__Objective__.
Please repeat all of the listing exactly.

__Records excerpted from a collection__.
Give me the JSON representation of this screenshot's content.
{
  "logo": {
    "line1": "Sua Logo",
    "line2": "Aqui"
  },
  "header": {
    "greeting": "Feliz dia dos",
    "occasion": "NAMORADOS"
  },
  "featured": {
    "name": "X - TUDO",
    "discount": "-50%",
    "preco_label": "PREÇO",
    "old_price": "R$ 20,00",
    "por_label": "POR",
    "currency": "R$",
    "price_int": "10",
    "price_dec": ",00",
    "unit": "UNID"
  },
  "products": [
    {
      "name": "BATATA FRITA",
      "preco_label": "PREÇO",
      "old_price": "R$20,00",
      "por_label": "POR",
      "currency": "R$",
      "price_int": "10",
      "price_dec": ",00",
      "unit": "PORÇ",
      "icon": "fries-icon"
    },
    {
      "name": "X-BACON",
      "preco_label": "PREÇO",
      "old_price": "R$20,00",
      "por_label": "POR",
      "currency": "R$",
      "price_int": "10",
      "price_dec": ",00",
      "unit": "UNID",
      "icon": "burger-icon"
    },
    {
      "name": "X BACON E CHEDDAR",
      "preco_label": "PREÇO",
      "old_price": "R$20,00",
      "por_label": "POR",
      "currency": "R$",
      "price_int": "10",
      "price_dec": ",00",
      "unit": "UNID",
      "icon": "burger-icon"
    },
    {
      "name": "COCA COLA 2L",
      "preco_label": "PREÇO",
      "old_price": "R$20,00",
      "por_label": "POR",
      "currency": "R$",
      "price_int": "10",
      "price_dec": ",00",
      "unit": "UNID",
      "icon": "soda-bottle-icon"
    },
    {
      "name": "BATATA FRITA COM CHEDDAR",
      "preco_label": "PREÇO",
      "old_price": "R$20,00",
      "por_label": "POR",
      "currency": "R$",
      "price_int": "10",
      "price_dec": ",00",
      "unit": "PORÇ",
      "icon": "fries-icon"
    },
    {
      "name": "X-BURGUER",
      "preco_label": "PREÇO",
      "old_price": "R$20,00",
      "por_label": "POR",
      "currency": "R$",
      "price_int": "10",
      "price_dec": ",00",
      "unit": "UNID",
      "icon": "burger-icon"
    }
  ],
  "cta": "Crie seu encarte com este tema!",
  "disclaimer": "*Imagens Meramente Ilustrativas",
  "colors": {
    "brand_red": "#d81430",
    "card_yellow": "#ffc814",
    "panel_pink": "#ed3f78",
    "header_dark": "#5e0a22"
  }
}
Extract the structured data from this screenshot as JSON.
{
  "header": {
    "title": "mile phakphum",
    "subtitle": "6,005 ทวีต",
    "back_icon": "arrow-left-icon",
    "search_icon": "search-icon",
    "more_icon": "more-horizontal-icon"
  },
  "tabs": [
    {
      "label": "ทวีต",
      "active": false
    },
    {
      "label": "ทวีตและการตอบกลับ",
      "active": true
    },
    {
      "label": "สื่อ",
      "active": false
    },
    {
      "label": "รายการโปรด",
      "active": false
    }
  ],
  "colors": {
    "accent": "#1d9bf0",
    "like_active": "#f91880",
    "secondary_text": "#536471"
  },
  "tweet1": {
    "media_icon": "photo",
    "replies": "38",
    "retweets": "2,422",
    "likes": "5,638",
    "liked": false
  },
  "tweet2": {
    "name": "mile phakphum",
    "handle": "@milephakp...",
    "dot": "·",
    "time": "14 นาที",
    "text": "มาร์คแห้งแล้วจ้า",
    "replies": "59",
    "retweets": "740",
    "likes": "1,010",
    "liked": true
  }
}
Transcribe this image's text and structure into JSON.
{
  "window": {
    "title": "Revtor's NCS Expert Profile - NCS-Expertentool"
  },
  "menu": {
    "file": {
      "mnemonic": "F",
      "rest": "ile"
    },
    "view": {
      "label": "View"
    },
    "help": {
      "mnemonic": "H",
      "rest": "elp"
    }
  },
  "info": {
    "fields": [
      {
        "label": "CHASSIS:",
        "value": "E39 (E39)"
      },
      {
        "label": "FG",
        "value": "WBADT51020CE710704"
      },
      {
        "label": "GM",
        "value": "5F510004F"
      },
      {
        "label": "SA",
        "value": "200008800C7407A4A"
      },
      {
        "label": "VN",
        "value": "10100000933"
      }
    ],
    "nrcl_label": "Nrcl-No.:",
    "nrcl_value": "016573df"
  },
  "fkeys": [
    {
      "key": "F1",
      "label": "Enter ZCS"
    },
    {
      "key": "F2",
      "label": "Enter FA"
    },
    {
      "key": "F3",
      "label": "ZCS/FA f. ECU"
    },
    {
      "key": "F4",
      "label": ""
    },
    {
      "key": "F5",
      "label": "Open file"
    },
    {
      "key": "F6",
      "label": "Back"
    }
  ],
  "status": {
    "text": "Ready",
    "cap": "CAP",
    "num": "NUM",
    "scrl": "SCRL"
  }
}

__Solution for this exercise__.
Give me the JSON representation of this screenshot's content.
{
  "logo": {
    "line1": "Sua Logo",
    "line2": "Aqui"
  },
  "header": {
    "greeting": "Feliz dia dos",
    "occasion": "NAMORADOS"
  },
  "featured": {
    "name": "X - TUDO",
    "discount": "-50%",
    "preco_label": "PREÇO",
    "old_price": "R$ 20,00",
    "por_label": "POR",
    "currency": "R$",
    "price_int": "10",
    "price_dec": ",00",
    "unit": "UNID"
  },
  "products": [
    {
      "name": "BATATA FRITA",
      "preco_label": "PREÇO",
      "old_price": "R$20,00",
      "por_label": "POR",
      "currency": "R$",
      "price_int": "10",
      "price_dec": ",00",
      "unit": "PORÇ",
      "icon": "fries-icon"
    },
    {
      "name": "X-BACON",
      "preco_label": "PREÇO",
      "old_price": "R$20,00",
      "por_label": "POR",
      "currency": "R$",
      "price_int": "10",
      "price_dec": ",00",
      "unit": "UNID",
      "icon": "burger-icon"
    },
    {
      "name": "X BACON E CHEDDAR",
      "preco_label": "PREÇO",
      "old_price": "R$20,00",
      "por_label": "POR",
      "currency": "R$",
      "price_int": "10",
      "price_dec": ",00",
      "unit": "UNID",
      "icon": "burger-icon"
    },
    {
      "name": "COCA COLA 2L",
      "preco_label": "PREÇO",
      "old_price": "R$20,00",
      "por_label": "POR",
      "currency": "R$",
      "price_int": "10",
      "price_dec": ",00",
      "unit": "UNID",
      "icon": "soda-bottle-icon"
    },
    {
      "name": "BATATA FRITA COM CHEDDAR",
      "preco_label": "PREÇO",
      "old_price": "R$20,00",
      "por_label": "POR",
      "currency": "R$",
      "price_int": "10",
      "price_dec": ",00",
      "unit": "PORÇ",
      "icon": "fries-icon"
    },
    {
      "name": "X-BURGUER",
      "preco_label": "PREÇO",
      "old_price": "R$20,00",
      "por_label": "POR",
      "currency": "R$",
      "price_int": "10",
      "price_dec": ",00",
      "unit": "UNID",
      "icon": "burger-icon"
    }
  ],
  "cta": "Crie seu encarte com este tema!",
  "disclaimer": "*Imagens Meramente Ilustrativas",
  "colors": {
    "brand_red": "#d81430",
    "card_yellow": "#ffc814",
    "panel_pink": "#ed3f78",
    "header_dark": "#5e0a22"
  }
}
Extract the structured data from this screenshot as JSON.
{
  "header": {
    "title": "mile phakphum",
    "subtitle": "6,005 ทวีต",
    "back_icon": "arrow-left-icon",
    "search_icon": "search-icon",
    "more_icon": "more-horizontal-icon"
  },
  "tabs": [
    {
      "label": "ทวีต",
      "active": false
    },
    {
      "label": "ทวีตและการตอบกลับ",
      "active": true
    },
    {
      "label": "สื่อ",
      "active": false
    },
    {
      "label": "รายการโปรด",
      "active": false
    }
  ],
  "colors": {
    "accent": "#1d9bf0",
    "like_active": "#f91880",
    "secondary_text": "#536471"
  },
  "tweet1": {
    "media_icon": "photo",
    "replies": "38",
    "retweets": "2,422",
    "likes": "5,638",
    "liked": false
  },
  "tweet2": {
    "name": "mile phakphum",
    "handle": "@milephakp...",
    "dot": "·",
    "time": "14 นาที",
    "text": "มาร์คแห้งแล้วจ้า",
    "replies": "59",
    "retweets": "740",
    "likes": "1,010",
    "liked": true
  }
}
Transcribe this image's text and structure into JSON.
{
  "window": {
    "title": "Revtor's NCS Expert Profile - NCS-Expertentool"
  },
  "menu": {
    "file": {
      "mnemonic": "F",
      "rest": "ile"
    },
    "view": {
      "label": "View"
    },
    "help": {
      "mnemonic": "H",
      "rest": "elp"
    }
  },
  "info": {
    "fields": [
      {
        "label": "CHASSIS:",
        "value": "E39 (E39)"
      },
      {
        "label": "FG",
        "value": "WBADT51020CE710704"
      },
      {
        "label": "GM",
        "value": "5F510004F"
      },
      {
        "label": "SA",
        "value": "200008800C7407A4A"
      },
      {
        "label": "VN",
        "value": "10100000933"
      }
    ],
    "nrcl_label": "Nrcl-No.:",
    "nrcl_value": "016573df"
  },
  "fkeys": [
    {
      "key": "F1",
      "label": "Enter ZCS"
    },
    {
      "key": "F2",
      "label": "Enter FA"
    },
    {
      "key": "F3",
      "label": "ZCS/FA f. ECU"
    },
    {
      "key": "F4",
      "label": ""
    },
    {
      "key": "F5",
      "label": "Open file"
    },
    {
      "key": "F6",
      "label": "Back"
    }
  ],
  "status": {
    "text": "Ready",
    "cap": "CAP",
    "num": "NUM",
    "scrl": "SCRL"
  }
}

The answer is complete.